Find and return each line containing "Care".

[Dataset records on visual material]
● ● ●
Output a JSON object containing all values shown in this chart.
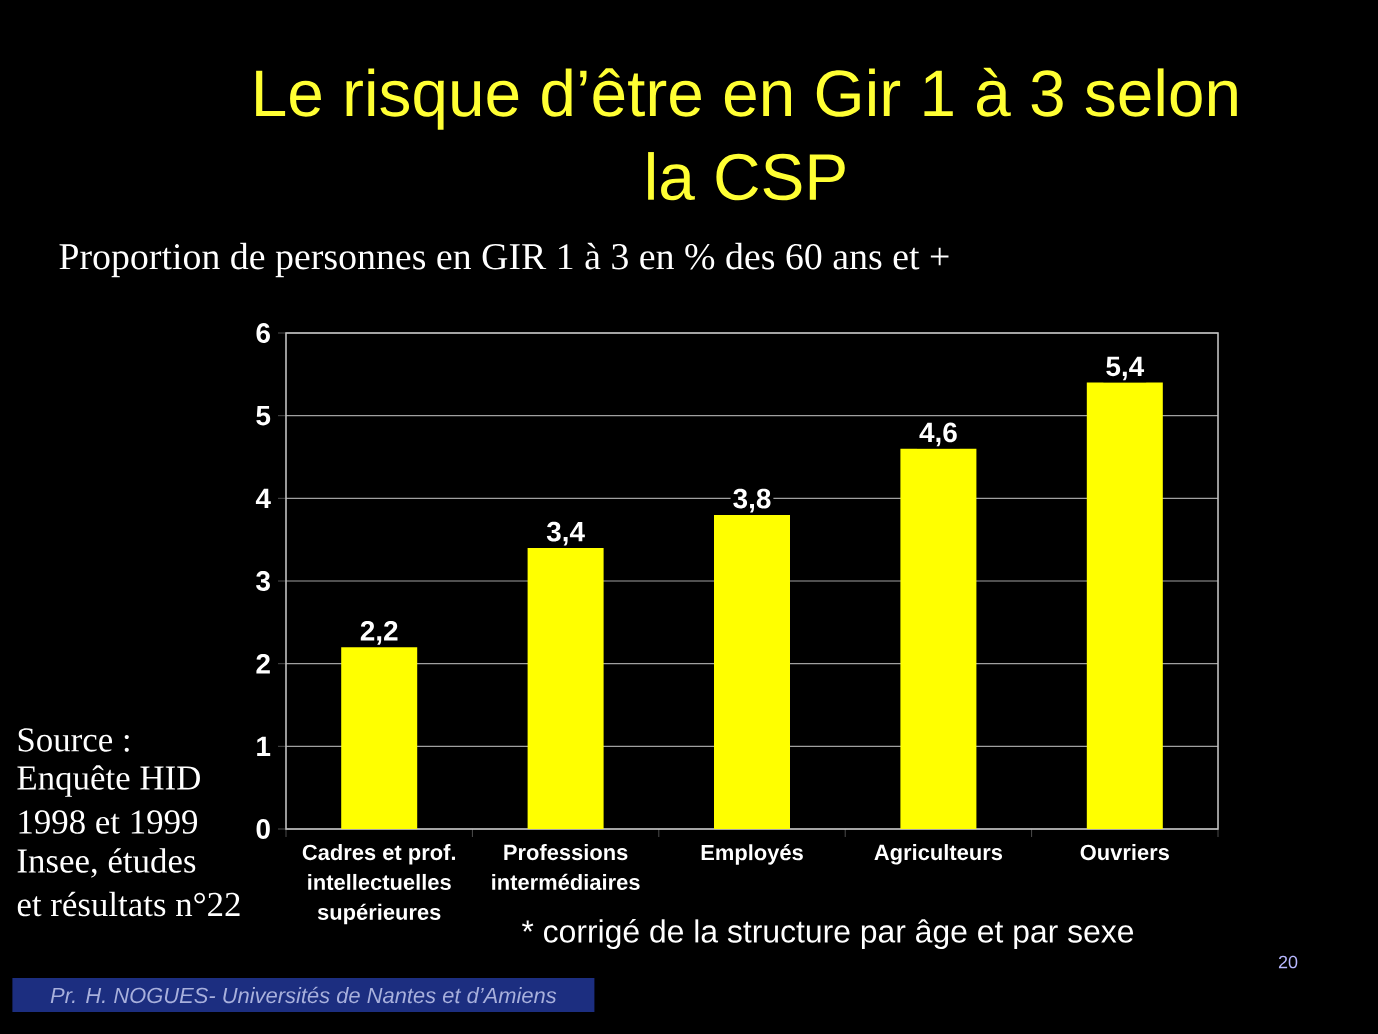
{
  "chart_data": {
    "type": "bar",
    "title": "Le risque d’être en Gir 1 à 3 selon la CSP",
    "subtitle": "Proportion de personnes en GIR 1 à 3 en % des 60 ans et +",
    "categories": [
      "Cadres et prof. intellectuelles supérieures",
      "Professions intermédiaires",
      "Employés",
      "Agriculteurs",
      "Ouvriers"
    ],
    "values": [
      2.2,
      3.4,
      3.8,
      4.6,
      5.4
    ],
    "value_labels": [
      "2,2",
      "3,4",
      "3,8",
      "4,6",
      "5,4"
    ],
    "color": "#ffff00",
    "ylim": [
      0,
      6
    ],
    "yticks": [
      0,
      1,
      2,
      3,
      4,
      5,
      6
    ],
    "grid": "y",
    "annotations": [
      "Source :",
      "Enquête HID",
      "1998 et 1999",
      "Insee, études",
      "et résultats n°22",
      "* corrigé de la structure par âge et par sexe",
      "20",
      "Pr. H. NOGUES- Universités de Nantes et d’Amiens"
    ]
  }
}
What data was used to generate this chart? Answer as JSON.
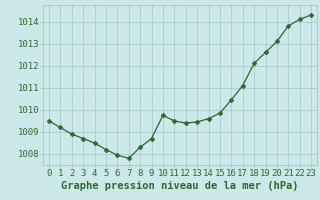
{
  "x": [
    0,
    1,
    2,
    3,
    4,
    5,
    6,
    7,
    8,
    9,
    10,
    11,
    12,
    13,
    14,
    15,
    16,
    17,
    18,
    19,
    20,
    21,
    22,
    23
  ],
  "y": [
    1009.5,
    1009.2,
    1008.9,
    1008.7,
    1008.5,
    1008.2,
    1007.95,
    1007.8,
    1008.3,
    1008.7,
    1009.75,
    1009.5,
    1009.4,
    1009.45,
    1009.6,
    1009.85,
    1010.45,
    1011.1,
    1012.1,
    1012.6,
    1013.1,
    1013.8,
    1014.1,
    1014.3
  ],
  "line_color": "#2d6a2d",
  "marker": "D",
  "marker_size": 2.5,
  "bg_color": "#cde8e8",
  "grid_color": "#aacccc",
  "ylabel_ticks": [
    1008,
    1009,
    1010,
    1011,
    1012,
    1013,
    1014
  ],
  "xlabel": "Graphe pression niveau de la mer (hPa)",
  "xlabel_color": "#2d6a2d",
  "xlabel_fontsize": 7.5,
  "tick_label_color": "#2d6a2d",
  "tick_label_fontsize": 6.5,
  "ylim": [
    1007.5,
    1014.75
  ],
  "xlim": [
    -0.5,
    23.5
  ],
  "xticks": [
    0,
    1,
    2,
    3,
    4,
    5,
    6,
    7,
    8,
    9,
    10,
    11,
    12,
    13,
    14,
    15,
    16,
    17,
    18,
    19,
    20,
    21,
    22,
    23
  ]
}
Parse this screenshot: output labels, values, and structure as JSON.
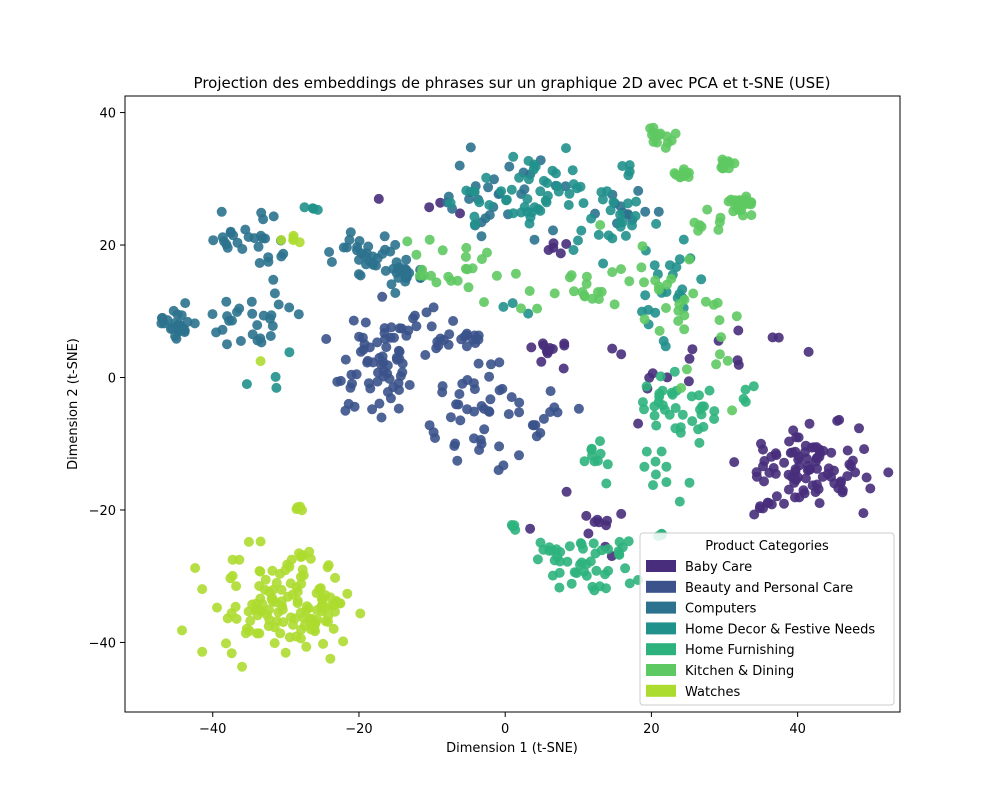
{
  "chart_data": {
    "type": "scatter",
    "title": "Projection des embeddings de phrases sur un graphique 2D avec PCA et t-SNE (USE)",
    "xlabel": "Dimension 1 (t-SNE)",
    "ylabel": "Dimension 2 (t-SNE)",
    "xlim": [
      -52,
      54
    ],
    "ylim": [
      -50.5,
      42.5
    ],
    "xticks": [
      -40,
      -20,
      0,
      20,
      40
    ],
    "yticks": [
      -40,
      -20,
      0,
      20,
      40
    ],
    "xtick_labels": [
      "−40",
      "−20",
      "0",
      "20",
      "40"
    ],
    "ytick_labels": [
      "−40",
      "−20",
      "0",
      "20",
      "40"
    ],
    "grid": false,
    "legend": {
      "title": "Product Categories",
      "placement": "lower-right"
    },
    "series": [
      {
        "name": "Baby Care",
        "color": "#472d7b",
        "clusters": [
          {
            "cx": 42,
            "cy": -13,
            "sx": 4,
            "sy": 3,
            "n": 90
          },
          {
            "cx": 36,
            "cy": -19.5,
            "sx": 1.2,
            "sy": 0.6,
            "n": 7
          },
          {
            "cx": 6,
            "cy": 4.5,
            "sx": 0.9,
            "sy": 0.7,
            "n": 10
          },
          {
            "cx": 12,
            "cy": -23,
            "sx": 3,
            "sy": 2,
            "n": 12
          },
          {
            "cx": 22,
            "cy": 2,
            "sx": 5,
            "sy": 4,
            "n": 14
          },
          {
            "cx": 8,
            "cy": 19,
            "sx": 3,
            "sy": 1.5,
            "n": 5
          },
          {
            "cx": -12,
            "cy": 26,
            "sx": 3,
            "sy": 0.8,
            "n": 4
          },
          {
            "cx": 32,
            "cy": 4,
            "sx": 4,
            "sy": 2,
            "n": 5
          }
        ]
      },
      {
        "name": "Beauty and Personal Care",
        "color": "#3b528b",
        "clusters": [
          {
            "cx": -17,
            "cy": 2,
            "sx": 3.5,
            "sy": 3.5,
            "n": 70
          },
          {
            "cx": -4,
            "cy": -6,
            "sx": 4,
            "sy": 4,
            "n": 45
          },
          {
            "cx": -5,
            "cy": 6,
            "sx": 1.2,
            "sy": 1.2,
            "n": 12
          },
          {
            "cx": 6,
            "cy": -6,
            "sx": 2.5,
            "sy": 2,
            "n": 10
          },
          {
            "cx": -10,
            "cy": 8,
            "sx": 2,
            "sy": 2,
            "n": 8
          }
        ]
      },
      {
        "name": "Computers",
        "color": "#2c728e",
        "clusters": [
          {
            "cx": -45,
            "cy": 8.5,
            "sx": 1.3,
            "sy": 1.3,
            "n": 25
          },
          {
            "cx": -35,
            "cy": 20,
            "sx": 3,
            "sy": 3,
            "n": 30
          },
          {
            "cx": -35,
            "cy": 8,
            "sx": 3,
            "sy": 2.5,
            "n": 25
          },
          {
            "cx": -19,
            "cy": 19,
            "sx": 2.5,
            "sy": 2,
            "n": 30
          },
          {
            "cx": -13.5,
            "cy": 16,
            "sx": 1.2,
            "sy": 1.2,
            "n": 25
          },
          {
            "cx": 0,
            "cy": 27,
            "sx": 4,
            "sy": 3,
            "n": 30
          },
          {
            "cx": 17,
            "cy": 25,
            "sx": 3,
            "sy": 1.5,
            "n": 12
          }
        ]
      },
      {
        "name": "Home Decor & Festive Needs",
        "color": "#21918c",
        "clusters": [
          {
            "cx": 4,
            "cy": 28,
            "sx": 5,
            "sy": 3,
            "n": 55
          },
          {
            "cx": 15,
            "cy": 22,
            "sx": 3,
            "sy": 3,
            "n": 20
          },
          {
            "cx": 22,
            "cy": 12,
            "sx": 3,
            "sy": 4,
            "n": 25
          },
          {
            "cx": -31,
            "cy": 0,
            "sx": 2.5,
            "sy": 1.5,
            "n": 4
          },
          {
            "cx": -26.5,
            "cy": 25.7,
            "sx": 0.5,
            "sy": 0.5,
            "n": 4
          },
          {
            "cx": 1,
            "cy": 10.5,
            "sx": 1,
            "sy": 0.5,
            "n": 3
          }
        ]
      },
      {
        "name": "Home Furnishing",
        "color": "#2db27d",
        "clusters": [
          {
            "cx": 12,
            "cy": -28,
            "sx": 2.8,
            "sy": 2.2,
            "n": 40
          },
          {
            "cx": 24,
            "cy": -4,
            "sx": 4,
            "sy": 2.5,
            "n": 40
          },
          {
            "cx": 6,
            "cy": -27,
            "sx": 1.5,
            "sy": 1,
            "n": 8
          },
          {
            "cx": 12.5,
            "cy": -12,
            "sx": 1.2,
            "sy": 1.5,
            "n": 10
          },
          {
            "cx": 21,
            "cy": -14,
            "sx": 2,
            "sy": 2,
            "n": 10
          },
          {
            "cx": 1.2,
            "cy": -22.5,
            "sx": 0.3,
            "sy": 0.3,
            "n": 4
          },
          {
            "cx": 21.2,
            "cy": -23.8,
            "sx": 0.2,
            "sy": 0.2,
            "n": 4
          }
        ]
      },
      {
        "name": "Kitchen & Dining",
        "color": "#5ec962",
        "clusters": [
          {
            "cx": 21,
            "cy": 36.5,
            "sx": 1.2,
            "sy": 1,
            "n": 14
          },
          {
            "cx": 24.5,
            "cy": 31,
            "sx": 0.5,
            "sy": 0.5,
            "n": 12
          },
          {
            "cx": 30,
            "cy": 32.5,
            "sx": 0.5,
            "sy": 0.5,
            "n": 12
          },
          {
            "cx": 32.5,
            "cy": 26,
            "sx": 0.9,
            "sy": 0.8,
            "n": 25
          },
          {
            "cx": 14,
            "cy": 13,
            "sx": 6,
            "sy": 3,
            "n": 35
          },
          {
            "cx": 27,
            "cy": 5,
            "sx": 3,
            "sy": 5,
            "n": 20
          },
          {
            "cx": -8,
            "cy": 17,
            "sx": 3,
            "sy": 2.5,
            "n": 20
          },
          {
            "cx": 26.5,
            "cy": 24.5,
            "sx": 2,
            "sy": 1.5,
            "n": 8
          }
        ]
      },
      {
        "name": "Watches",
        "color": "#addc30",
        "clusters": [
          {
            "cx": -31,
            "cy": -34,
            "sx": 4.5,
            "sy": 4.5,
            "n": 110
          },
          {
            "cx": -25.5,
            "cy": -36,
            "sx": 2.2,
            "sy": 4,
            "n": 30
          },
          {
            "cx": -28.5,
            "cy": -20,
            "sx": 0.4,
            "sy": 0.4,
            "n": 4
          },
          {
            "cx": -29.7,
            "cy": 21,
            "sx": 0.8,
            "sy": 1.2,
            "n": 5
          },
          {
            "cx": -33.5,
            "cy": 2.5,
            "sx": 0.2,
            "sy": 0.2,
            "n": 1
          }
        ]
      }
    ]
  }
}
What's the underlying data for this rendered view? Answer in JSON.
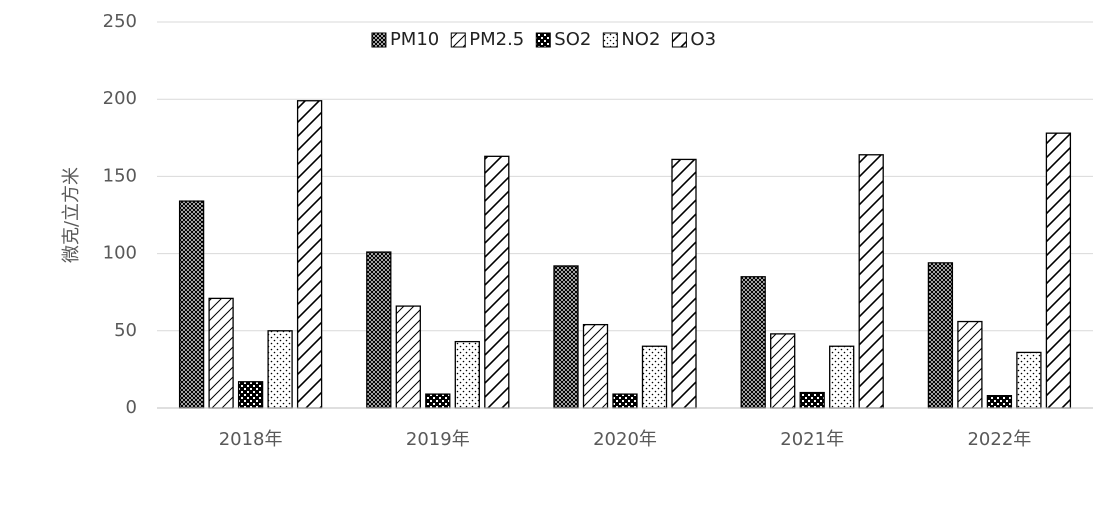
● ● ●
Written answer:
        "name": "Baby Care",
        "name": "Beauty and Personal Care",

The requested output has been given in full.